▶ [WHAT TO WORK ON]: Return each entry exactly, with none missing.

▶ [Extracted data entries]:
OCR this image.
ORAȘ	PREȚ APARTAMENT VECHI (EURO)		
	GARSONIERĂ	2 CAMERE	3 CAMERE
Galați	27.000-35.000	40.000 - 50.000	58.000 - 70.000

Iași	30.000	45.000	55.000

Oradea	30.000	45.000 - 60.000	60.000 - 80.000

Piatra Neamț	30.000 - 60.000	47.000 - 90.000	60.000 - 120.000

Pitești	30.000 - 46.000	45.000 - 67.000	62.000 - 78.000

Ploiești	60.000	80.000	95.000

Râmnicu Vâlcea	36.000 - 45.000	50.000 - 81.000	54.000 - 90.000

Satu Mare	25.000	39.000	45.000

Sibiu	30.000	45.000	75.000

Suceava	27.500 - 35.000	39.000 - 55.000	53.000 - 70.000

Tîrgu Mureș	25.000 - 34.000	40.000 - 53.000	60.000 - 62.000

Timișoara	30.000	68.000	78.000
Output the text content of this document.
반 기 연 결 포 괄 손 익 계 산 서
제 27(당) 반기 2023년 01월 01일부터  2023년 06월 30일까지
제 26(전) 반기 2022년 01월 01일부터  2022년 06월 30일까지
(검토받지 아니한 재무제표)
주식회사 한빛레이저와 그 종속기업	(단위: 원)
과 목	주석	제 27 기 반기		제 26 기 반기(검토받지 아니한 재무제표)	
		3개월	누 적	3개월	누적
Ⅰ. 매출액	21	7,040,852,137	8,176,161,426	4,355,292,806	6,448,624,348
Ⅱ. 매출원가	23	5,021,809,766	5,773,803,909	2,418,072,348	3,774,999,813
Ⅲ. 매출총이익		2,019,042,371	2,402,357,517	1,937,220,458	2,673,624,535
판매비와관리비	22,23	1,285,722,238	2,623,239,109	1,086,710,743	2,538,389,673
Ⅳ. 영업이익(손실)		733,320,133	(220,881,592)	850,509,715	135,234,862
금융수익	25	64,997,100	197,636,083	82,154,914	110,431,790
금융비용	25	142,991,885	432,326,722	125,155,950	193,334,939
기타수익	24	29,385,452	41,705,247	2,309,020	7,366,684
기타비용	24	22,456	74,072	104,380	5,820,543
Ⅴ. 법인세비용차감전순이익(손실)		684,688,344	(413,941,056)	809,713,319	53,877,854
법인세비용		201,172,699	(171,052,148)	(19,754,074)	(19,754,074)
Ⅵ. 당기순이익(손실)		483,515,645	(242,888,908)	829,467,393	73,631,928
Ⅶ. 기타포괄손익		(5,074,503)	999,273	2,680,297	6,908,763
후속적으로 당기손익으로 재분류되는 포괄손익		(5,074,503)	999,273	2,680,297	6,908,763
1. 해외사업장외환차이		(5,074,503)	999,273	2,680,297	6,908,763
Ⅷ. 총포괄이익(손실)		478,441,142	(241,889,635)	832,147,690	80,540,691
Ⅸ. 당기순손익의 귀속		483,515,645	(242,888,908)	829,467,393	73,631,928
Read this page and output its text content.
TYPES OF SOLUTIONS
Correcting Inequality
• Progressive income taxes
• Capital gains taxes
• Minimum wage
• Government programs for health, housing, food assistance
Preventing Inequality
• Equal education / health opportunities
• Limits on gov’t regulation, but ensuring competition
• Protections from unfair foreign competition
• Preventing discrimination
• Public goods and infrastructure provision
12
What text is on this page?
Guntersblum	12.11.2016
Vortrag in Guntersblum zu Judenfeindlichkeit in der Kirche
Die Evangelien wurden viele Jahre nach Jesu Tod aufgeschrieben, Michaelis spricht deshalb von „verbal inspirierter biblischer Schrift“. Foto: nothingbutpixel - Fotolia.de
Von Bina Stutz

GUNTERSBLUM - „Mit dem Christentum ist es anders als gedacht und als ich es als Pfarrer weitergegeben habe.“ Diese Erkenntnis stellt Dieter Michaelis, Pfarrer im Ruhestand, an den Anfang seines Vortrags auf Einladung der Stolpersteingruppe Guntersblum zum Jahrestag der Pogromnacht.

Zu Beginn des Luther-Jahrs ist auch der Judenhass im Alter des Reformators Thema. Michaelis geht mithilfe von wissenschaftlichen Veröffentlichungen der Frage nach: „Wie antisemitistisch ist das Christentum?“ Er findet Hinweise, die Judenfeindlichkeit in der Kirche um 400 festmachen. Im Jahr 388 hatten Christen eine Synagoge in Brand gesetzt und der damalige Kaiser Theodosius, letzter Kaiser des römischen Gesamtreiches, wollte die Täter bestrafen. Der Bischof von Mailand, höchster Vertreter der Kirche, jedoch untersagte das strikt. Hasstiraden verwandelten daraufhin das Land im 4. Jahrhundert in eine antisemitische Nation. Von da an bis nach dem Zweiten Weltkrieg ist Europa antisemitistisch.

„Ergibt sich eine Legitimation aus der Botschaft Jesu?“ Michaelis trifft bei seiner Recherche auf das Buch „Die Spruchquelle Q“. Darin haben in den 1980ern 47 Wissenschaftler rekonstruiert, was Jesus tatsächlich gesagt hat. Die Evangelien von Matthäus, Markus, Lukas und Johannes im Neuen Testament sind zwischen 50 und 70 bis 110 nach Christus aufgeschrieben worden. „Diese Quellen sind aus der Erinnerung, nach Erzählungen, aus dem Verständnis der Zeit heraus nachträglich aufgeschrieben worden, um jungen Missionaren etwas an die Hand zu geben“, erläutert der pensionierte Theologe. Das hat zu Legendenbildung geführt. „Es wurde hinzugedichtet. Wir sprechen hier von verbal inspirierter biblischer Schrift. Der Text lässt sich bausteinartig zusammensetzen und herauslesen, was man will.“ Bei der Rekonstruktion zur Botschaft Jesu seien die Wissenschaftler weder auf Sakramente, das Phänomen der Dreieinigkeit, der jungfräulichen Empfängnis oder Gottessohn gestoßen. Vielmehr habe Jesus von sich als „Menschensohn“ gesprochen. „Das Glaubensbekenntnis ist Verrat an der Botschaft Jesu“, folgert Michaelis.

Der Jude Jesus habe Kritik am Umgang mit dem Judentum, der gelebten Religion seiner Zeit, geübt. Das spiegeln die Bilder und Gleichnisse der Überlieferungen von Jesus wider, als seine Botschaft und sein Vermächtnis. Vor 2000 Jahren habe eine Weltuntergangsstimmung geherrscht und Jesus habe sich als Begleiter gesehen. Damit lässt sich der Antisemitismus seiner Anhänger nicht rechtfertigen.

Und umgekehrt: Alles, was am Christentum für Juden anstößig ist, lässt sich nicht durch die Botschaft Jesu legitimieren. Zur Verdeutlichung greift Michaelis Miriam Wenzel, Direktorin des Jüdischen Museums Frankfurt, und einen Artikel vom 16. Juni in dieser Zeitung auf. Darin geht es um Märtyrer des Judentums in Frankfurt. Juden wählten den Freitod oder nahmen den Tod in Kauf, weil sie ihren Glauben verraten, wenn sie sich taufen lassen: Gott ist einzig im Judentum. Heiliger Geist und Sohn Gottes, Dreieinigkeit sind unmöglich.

▶ [IN RESPONSE]:
OCR this image.
ORAȘ	PREȚ APARTAMENT VECHI (EURO)		
	GARSONIERĂ	2 CAMERE	3 CAMERE
Galați	27.000-35.000	40.000 - 50.000	58.000 - 70.000

Iași	30.000	45.000	55.000

Oradea	30.000	45.000 - 60.000	60.000 - 80.000

Piatra Neamț	30.000 - 60.000	47.000 - 90.000	60.000 - 120.000

Pitești	30.000 - 46.000	45.000 - 67.000	62.000 - 78.000

Ploiești	60.000	80.000	95.000

Râmnicu Vâlcea	36.000 - 45.000	50.000 - 81.000	54.000 - 90.000

Satu Mare	25.000	39.000	45.000

Sibiu	30.000	45.000	75.000

Suceava	27.500 - 35.000	39.000 - 55.000	53.000 - 70.000

Tîrgu Mureș	25.000 - 34.000	40.000 - 53.000	60.000 - 62.000

Timișoara	30.000	68.000	78.000
Output the text content of this document.
반 기 연 결 포 괄 손 익 계 산 서
제 27(당) 반기 2023년 01월 01일부터  2023년 06월 30일까지
제 26(전) 반기 2022년 01월 01일부터  2022년 06월 30일까지
(검토받지 아니한 재무제표)
주식회사 한빛레이저와 그 종속기업	(단위: 원)
과 목	주석	제 27 기 반기		제 26 기 반기(검토받지 아니한 재무제표)	
		3개월	누 적	3개월	누적
Ⅰ. 매출액	21	7,040,852,137	8,176,161,426	4,355,292,806	6,448,624,348
Ⅱ. 매출원가	23	5,021,809,766	5,773,803,909	2,418,072,348	3,774,999,813
Ⅲ. 매출총이익		2,019,042,371	2,402,357,517	1,937,220,458	2,673,624,535
판매비와관리비	22,23	1,285,722,238	2,623,239,109	1,086,710,743	2,538,389,673
Ⅳ. 영업이익(손실)		733,320,133	(220,881,592)	850,509,715	135,234,862
금융수익	25	64,997,100	197,636,083	82,154,914	110,431,790
금융비용	25	142,991,885	432,326,722	125,155,950	193,334,939
기타수익	24	29,385,452	41,705,247	2,309,020	7,366,684
기타비용	24	22,456	74,072	104,380	5,820,543
Ⅴ. 법인세비용차감전순이익(손실)		684,688,344	(413,941,056)	809,713,319	53,877,854
법인세비용		201,172,699	(171,052,148)	(19,754,074)	(19,754,074)
Ⅵ. 당기순이익(손실)		483,515,645	(242,888,908)	829,467,393	73,631,928
Ⅶ. 기타포괄손익		(5,074,503)	999,273	2,680,297	6,908,763
후속적으로 당기손익으로 재분류되는 포괄손익		(5,074,503)	999,273	2,680,297	6,908,763
1. 해외사업장외환차이		(5,074,503)	999,273	2,680,297	6,908,763
Ⅷ. 총포괄이익(손실)		478,441,142	(241,889,635)	832,147,690	80,540,691
Ⅸ. 당기순손익의 귀속		483,515,645	(242,888,908)	829,467,393	73,631,928
Read this page and output its text content.
TYPES OF SOLUTIONS
Correcting Inequality
• Progressive income taxes
• Capital gains taxes
• Minimum wage
• Government programs for health, housing, food assistance
Preventing Inequality
• Equal education / health opportunities
• Limits on gov’t regulation, but ensuring competition
• Protections from unfair foreign competition
• Preventing discrimination
• Public goods and infrastructure provision
12
What text is on this page?
Guntersblum	12.11.2016
Vortrag in Guntersblum zu Judenfeindlichkeit in der Kirche
Die Evangelien wurden viele Jahre nach Jesu Tod aufgeschrieben, Michaelis spricht deshalb von „verbal inspirierter biblischer Schrift“. Foto: nothingbutpixel - Fotolia.de
Von Bina Stutz

GUNTERSBLUM - „Mit dem Christentum ist es anders als gedacht und als ich es als Pfarrer weitergegeben habe.“ Diese Erkenntnis stellt Dieter Michaelis, Pfarrer im Ruhestand, an den Anfang seines Vortrags auf Einladung der Stolpersteingruppe Guntersblum zum Jahrestag der Pogromnacht.

Zu Beginn des Luther-Jahrs ist auch der Judenhass im Alter des Reformators Thema. Michaelis geht mithilfe von wissenschaftlichen Veröffentlichungen der Frage nach: „Wie antisemitistisch ist das Christentum?“ Er findet Hinweise, die Judenfeindlichkeit in der Kirche um 400 festmachen. Im Jahr 388 hatten Christen eine Synagoge in Brand gesetzt und der damalige Kaiser Theodosius, letzter Kaiser des römischen Gesamtreiches, wollte die Täter bestrafen. Der Bischof von Mailand, höchster Vertreter der Kirche, jedoch untersagte das strikt. Hasstiraden verwandelten daraufhin das Land im 4. Jahrhundert in eine antisemitische Nation. Von da an bis nach dem Zweiten Weltkrieg ist Europa antisemitistisch.

„Ergibt sich eine Legitimation aus der Botschaft Jesu?“ Michaelis trifft bei seiner Recherche auf das Buch „Die Spruchquelle Q“. Darin haben in den 1980ern 47 Wissenschaftler rekonstruiert, was Jesus tatsächlich gesagt hat. Die Evangelien von Matthäus, Markus, Lukas und Johannes im Neuen Testament sind zwischen 50 und 70 bis 110 nach Christus aufgeschrieben worden. „Diese Quellen sind aus der Erinnerung, nach Erzählungen, aus dem Verständnis der Zeit heraus nachträglich aufgeschrieben worden, um jungen Missionaren etwas an die Hand zu geben“, erläutert der pensionierte Theologe. Das hat zu Legendenbildung geführt. „Es wurde hinzugedichtet. Wir sprechen hier von verbal inspirierter biblischer Schrift. Der Text lässt sich bausteinartig zusammensetzen und herauslesen, was man will.“ Bei der Rekonstruktion zur Botschaft Jesu seien die Wissenschaftler weder auf Sakramente, das Phänomen der Dreieinigkeit, der jungfräulichen Empfängnis oder Gottessohn gestoßen. Vielmehr habe Jesus von sich als „Menschensohn“ gesprochen. „Das Glaubensbekenntnis ist Verrat an der Botschaft Jesu“, folgert Michaelis.

Der Jude Jesus habe Kritik am Umgang mit dem Judentum, der gelebten Religion seiner Zeit, geübt. Das spiegeln die Bilder und Gleichnisse der Überlieferungen von Jesus wider, als seine Botschaft und sein Vermächtnis. Vor 2000 Jahren habe eine Weltuntergangsstimmung geherrscht und Jesus habe sich als Begleiter gesehen. Damit lässt sich der Antisemitismus seiner Anhänger nicht rechtfertigen.

Und umgekehrt: Alles, was am Christentum für Juden anstößig ist, lässt sich nicht durch die Botschaft Jesu legitimieren. Zur Verdeutlichung greift Michaelis Miriam Wenzel, Direktorin des Jüdischen Museums Frankfurt, und einen Artikel vom 16. Juni in dieser Zeitung auf. Darin geht es um Märtyrer des Judentums in Frankfurt. Juden wählten den Freitod oder nahmen den Tod in Kauf, weil sie ihren Glauben verraten, wenn sie sich taufen lassen: Gott ist einzig im Judentum. Heiliger Geist und Sohn Gottes, Dreieinigkeit sind unmöglich.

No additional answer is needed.